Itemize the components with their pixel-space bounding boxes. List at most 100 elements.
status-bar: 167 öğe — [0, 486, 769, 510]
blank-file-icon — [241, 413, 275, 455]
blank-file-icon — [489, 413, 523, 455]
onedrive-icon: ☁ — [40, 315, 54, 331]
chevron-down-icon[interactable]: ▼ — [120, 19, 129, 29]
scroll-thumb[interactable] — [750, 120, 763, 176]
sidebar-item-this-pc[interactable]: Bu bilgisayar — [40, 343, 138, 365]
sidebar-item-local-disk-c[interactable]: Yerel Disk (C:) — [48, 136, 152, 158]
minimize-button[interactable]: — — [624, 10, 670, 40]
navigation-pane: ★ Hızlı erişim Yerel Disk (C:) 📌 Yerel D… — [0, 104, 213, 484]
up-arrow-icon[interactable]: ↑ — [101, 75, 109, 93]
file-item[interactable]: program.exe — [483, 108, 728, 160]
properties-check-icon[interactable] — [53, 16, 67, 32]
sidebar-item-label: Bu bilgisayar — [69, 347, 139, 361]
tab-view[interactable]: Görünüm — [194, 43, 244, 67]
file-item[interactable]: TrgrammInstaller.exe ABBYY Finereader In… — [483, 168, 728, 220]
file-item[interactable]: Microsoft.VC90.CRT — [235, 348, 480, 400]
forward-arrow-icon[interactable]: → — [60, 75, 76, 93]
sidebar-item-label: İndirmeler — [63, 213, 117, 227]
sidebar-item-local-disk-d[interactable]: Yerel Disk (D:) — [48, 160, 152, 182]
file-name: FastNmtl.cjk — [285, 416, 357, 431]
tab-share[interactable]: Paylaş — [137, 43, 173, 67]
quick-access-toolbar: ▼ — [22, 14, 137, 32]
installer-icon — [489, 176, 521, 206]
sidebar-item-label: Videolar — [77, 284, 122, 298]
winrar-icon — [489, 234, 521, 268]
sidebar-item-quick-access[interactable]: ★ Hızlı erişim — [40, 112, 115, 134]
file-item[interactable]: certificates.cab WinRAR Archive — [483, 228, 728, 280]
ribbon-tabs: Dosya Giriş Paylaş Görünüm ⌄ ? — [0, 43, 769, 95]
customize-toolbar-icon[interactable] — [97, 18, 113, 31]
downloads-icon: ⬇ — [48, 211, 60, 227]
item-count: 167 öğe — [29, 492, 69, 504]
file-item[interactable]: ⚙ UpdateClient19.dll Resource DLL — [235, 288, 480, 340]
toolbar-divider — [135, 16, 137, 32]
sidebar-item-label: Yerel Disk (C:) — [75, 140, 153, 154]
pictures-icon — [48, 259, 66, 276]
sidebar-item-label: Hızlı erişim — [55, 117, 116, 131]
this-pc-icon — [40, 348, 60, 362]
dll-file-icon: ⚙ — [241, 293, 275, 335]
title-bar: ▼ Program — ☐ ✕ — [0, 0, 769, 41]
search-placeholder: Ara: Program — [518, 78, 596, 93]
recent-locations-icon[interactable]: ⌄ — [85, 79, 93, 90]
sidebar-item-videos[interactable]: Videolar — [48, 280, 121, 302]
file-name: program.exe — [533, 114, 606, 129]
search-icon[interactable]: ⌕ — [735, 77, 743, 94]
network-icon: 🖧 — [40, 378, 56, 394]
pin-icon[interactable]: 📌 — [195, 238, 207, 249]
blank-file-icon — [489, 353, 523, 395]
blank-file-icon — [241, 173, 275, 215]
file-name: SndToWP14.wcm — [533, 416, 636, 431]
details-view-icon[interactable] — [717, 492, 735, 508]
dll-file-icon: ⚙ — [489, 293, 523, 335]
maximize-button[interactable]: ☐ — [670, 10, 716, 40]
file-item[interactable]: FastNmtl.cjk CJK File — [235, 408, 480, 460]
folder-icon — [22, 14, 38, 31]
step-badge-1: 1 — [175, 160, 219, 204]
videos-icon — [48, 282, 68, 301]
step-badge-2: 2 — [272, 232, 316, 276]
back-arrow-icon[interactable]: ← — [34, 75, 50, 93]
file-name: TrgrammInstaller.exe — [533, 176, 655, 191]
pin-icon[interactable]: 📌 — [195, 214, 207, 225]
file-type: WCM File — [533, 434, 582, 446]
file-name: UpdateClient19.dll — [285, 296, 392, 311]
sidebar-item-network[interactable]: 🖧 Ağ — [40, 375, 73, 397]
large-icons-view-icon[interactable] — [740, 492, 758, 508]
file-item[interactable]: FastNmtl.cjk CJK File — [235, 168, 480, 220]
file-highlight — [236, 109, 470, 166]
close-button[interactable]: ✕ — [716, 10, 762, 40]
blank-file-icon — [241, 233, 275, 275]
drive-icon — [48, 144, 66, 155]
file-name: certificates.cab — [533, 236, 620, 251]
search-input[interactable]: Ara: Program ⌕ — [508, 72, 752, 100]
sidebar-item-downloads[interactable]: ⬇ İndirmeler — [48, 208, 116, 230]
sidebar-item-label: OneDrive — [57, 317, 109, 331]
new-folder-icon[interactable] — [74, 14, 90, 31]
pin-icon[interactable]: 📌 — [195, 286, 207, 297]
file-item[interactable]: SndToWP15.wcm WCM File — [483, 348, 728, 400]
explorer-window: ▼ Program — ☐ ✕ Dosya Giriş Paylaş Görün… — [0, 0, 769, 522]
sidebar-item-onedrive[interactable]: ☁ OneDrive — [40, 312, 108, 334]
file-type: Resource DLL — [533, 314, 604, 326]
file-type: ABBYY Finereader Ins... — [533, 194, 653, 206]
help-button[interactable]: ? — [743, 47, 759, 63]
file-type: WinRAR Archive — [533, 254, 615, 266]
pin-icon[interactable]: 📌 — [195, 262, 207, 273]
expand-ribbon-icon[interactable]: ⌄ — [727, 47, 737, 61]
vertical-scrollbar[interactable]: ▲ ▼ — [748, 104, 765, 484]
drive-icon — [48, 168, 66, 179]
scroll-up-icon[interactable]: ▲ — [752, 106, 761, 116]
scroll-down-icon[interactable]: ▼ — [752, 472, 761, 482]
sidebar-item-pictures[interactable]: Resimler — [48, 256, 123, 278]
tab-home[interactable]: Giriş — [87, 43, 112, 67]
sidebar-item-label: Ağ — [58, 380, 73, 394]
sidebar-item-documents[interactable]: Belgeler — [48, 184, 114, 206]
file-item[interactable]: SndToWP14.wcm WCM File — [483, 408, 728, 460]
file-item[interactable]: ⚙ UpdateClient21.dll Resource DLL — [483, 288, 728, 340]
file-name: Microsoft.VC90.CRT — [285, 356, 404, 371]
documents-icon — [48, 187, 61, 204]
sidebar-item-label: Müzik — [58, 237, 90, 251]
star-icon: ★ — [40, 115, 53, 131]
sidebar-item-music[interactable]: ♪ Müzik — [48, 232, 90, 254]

# # # # # # #

* [PROBLEM STATEMENT] Could you reproduce the whole listing above with "sidebar-item-label" swapped for "nav-pane-label" wherever it occurs, and everything else left unchanged?

* [WORKED ANSWER]
Itemize the components with their pixel-space bounding boxes. List at most 100 elements.
status-bar: 167 öğe — [0, 486, 769, 510]
blank-file-icon — [241, 413, 275, 455]
blank-file-icon — [489, 413, 523, 455]
onedrive-icon: ☁ — [40, 315, 54, 331]
chevron-down-icon[interactable]: ▼ — [120, 19, 129, 29]
scroll-thumb[interactable] — [750, 120, 763, 176]
sidebar-item-this-pc[interactable]: Bu bilgisayar — [40, 343, 138, 365]
sidebar-item-local-disk-c[interactable]: Yerel Disk (C:) — [48, 136, 152, 158]
minimize-button[interactable]: — — [624, 10, 670, 40]
navigation-pane: ★ Hızlı erişim Yerel Disk (C:) 📌 Yerel D… — [0, 104, 213, 484]
up-arrow-icon[interactable]: ↑ — [101, 75, 109, 93]
file-item[interactable]: program.exe — [483, 108, 728, 160]
properties-check-icon[interactable] — [53, 16, 67, 32]
nav-pane-label: Bu bilgisayar — [69, 347, 139, 361]
tab-view[interactable]: Görünüm — [194, 43, 244, 67]
file-item[interactable]: TrgrammInstaller.exe ABBYY Finereader In… — [483, 168, 728, 220]
file-item[interactable]: Microsoft.VC90.CRT — [235, 348, 480, 400]
forward-arrow-icon[interactable]: → — [60, 75, 76, 93]
nav-pane-label: İndirmeler — [63, 213, 117, 227]
sidebar-item-local-disk-d[interactable]: Yerel Disk (D:) — [48, 160, 152, 182]
file-name: FastNmtl.cjk — [285, 416, 357, 431]
tab-share[interactable]: Paylaş — [137, 43, 173, 67]
quick-access-toolbar: ▼ — [22, 14, 137, 32]
installer-icon — [489, 176, 521, 206]
nav-pane-label: Videolar — [77, 284, 122, 298]
winrar-icon — [489, 234, 521, 268]
sidebar-item-quick-access[interactable]: ★ Hızlı erişim — [40, 112, 115, 134]
file-item[interactable]: certificates.cab WinRAR Archive — [483, 228, 728, 280]
ribbon-tabs: Dosya Giriş Paylaş Görünüm ⌄ ? — [0, 43, 769, 95]
customize-toolbar-icon[interactable] — [97, 18, 113, 31]
downloads-icon: ⬇ — [48, 211, 60, 227]
item-count: 167 öğe — [29, 492, 69, 504]
file-item[interactable]: ⚙ UpdateClient19.dll Resource DLL — [235, 288, 480, 340]
toolbar-divider — [135, 16, 137, 32]
nav-pane-label: Yerel Disk (C:) — [75, 140, 153, 154]
pictures-icon — [48, 259, 66, 276]
nav-pane-label: Hızlı erişim — [55, 117, 116, 131]
this-pc-icon — [40, 348, 60, 362]
dll-file-icon: ⚙ — [241, 293, 275, 335]
title-bar: ▼ Program — ☐ ✕ — [0, 0, 769, 41]
search-placeholder: Ara: Program — [518, 78, 596, 93]
recent-locations-icon[interactable]: ⌄ — [85, 79, 93, 90]
sidebar-item-videos[interactable]: Videolar — [48, 280, 121, 302]
file-name: program.exe — [533, 114, 606, 129]
search-icon[interactable]: ⌕ — [735, 77, 743, 94]
network-icon: 🖧 — [40, 378, 56, 394]
pin-icon[interactable]: 📌 — [195, 238, 207, 249]
blank-file-icon — [489, 353, 523, 395]
blank-file-icon — [241, 173, 275, 215]
file-name: SndToWP14.wcm — [533, 416, 636, 431]
details-view-icon[interactable] — [717, 492, 735, 508]
dll-file-icon: ⚙ — [489, 293, 523, 335]
maximize-button[interactable]: ☐ — [670, 10, 716, 40]
file-item[interactable]: FastNmtl.cjk CJK File — [235, 408, 480, 460]
folder-icon — [22, 14, 38, 31]
step-badge-1: 1 — [175, 160, 219, 204]
videos-icon — [48, 282, 68, 301]
step-badge-2: 2 — [272, 232, 316, 276]
back-arrow-icon[interactable]: ← — [34, 75, 50, 93]
file-name: TrgrammInstaller.exe — [533, 176, 655, 191]
pin-icon[interactable]: 📌 — [195, 214, 207, 225]
file-type: WCM File — [533, 434, 582, 446]
file-name: UpdateClient19.dll — [285, 296, 392, 311]
sidebar-item-network[interactable]: 🖧 Ağ — [40, 375, 73, 397]
large-icons-view-icon[interactable] — [740, 492, 758, 508]
file-item[interactable]: FastNmtl.cjk CJK File — [235, 168, 480, 220]
file-highlight — [236, 109, 470, 166]
close-button[interactable]: ✕ — [716, 10, 762, 40]
blank-file-icon — [241, 233, 275, 275]
drive-icon — [48, 144, 66, 155]
file-name: certificates.cab — [533, 236, 620, 251]
search-input[interactable]: Ara: Program ⌕ — [508, 72, 752, 100]
sidebar-item-downloads[interactable]: ⬇ İndirmeler — [48, 208, 116, 230]
nav-pane-label: OneDrive — [57, 317, 109, 331]
new-folder-icon[interactable] — [74, 14, 90, 31]
pin-icon[interactable]: 📌 — [195, 286, 207, 297]
file-item[interactable]: SndToWP15.wcm WCM File — [483, 348, 728, 400]
explorer-window: ▼ Program — ☐ ✕ Dosya Giriş Paylaş Görün… — [0, 0, 769, 522]
sidebar-item-onedrive[interactable]: ☁ OneDrive — [40, 312, 108, 334]
file-type: Resource DLL — [533, 314, 604, 326]
file-type: ABBYY Finereader Ins... — [533, 194, 653, 206]
help-button[interactable]: ? — [743, 47, 759, 63]
file-type: WinRAR Archive — [533, 254, 615, 266]
pin-icon[interactable]: 📌 — [195, 262, 207, 273]
expand-ribbon-icon[interactable]: ⌄ — [727, 47, 737, 61]
vertical-scrollbar[interactable]: ▲ ▼ — [748, 104, 765, 484]
drive-icon — [48, 168, 66, 179]
scroll-up-icon[interactable]: ▲ — [752, 106, 761, 116]
scroll-down-icon[interactable]: ▼ — [752, 472, 761, 482]
sidebar-item-pictures[interactable]: Resimler — [48, 256, 123, 278]
tab-home[interactable]: Giriş — [87, 43, 112, 67]
nav-pane-label: Ağ — [58, 380, 73, 394]
sidebar-item-documents[interactable]: Belgeler — [48, 184, 114, 206]
file-item[interactable]: SndToWP14.wcm WCM File — [483, 408, 728, 460]
file-item[interactable]: ⚙ UpdateClient21.dll Resource DLL — [483, 288, 728, 340]
file-name: Microsoft.VC90.CRT — [285, 356, 404, 371]
documents-icon — [48, 187, 61, 204]
nav-pane-label: Müzik — [58, 237, 90, 251]
star-icon: ★ — [40, 115, 53, 131]
sidebar-item-music[interactable]: ♪ Müzik — [48, 232, 90, 254]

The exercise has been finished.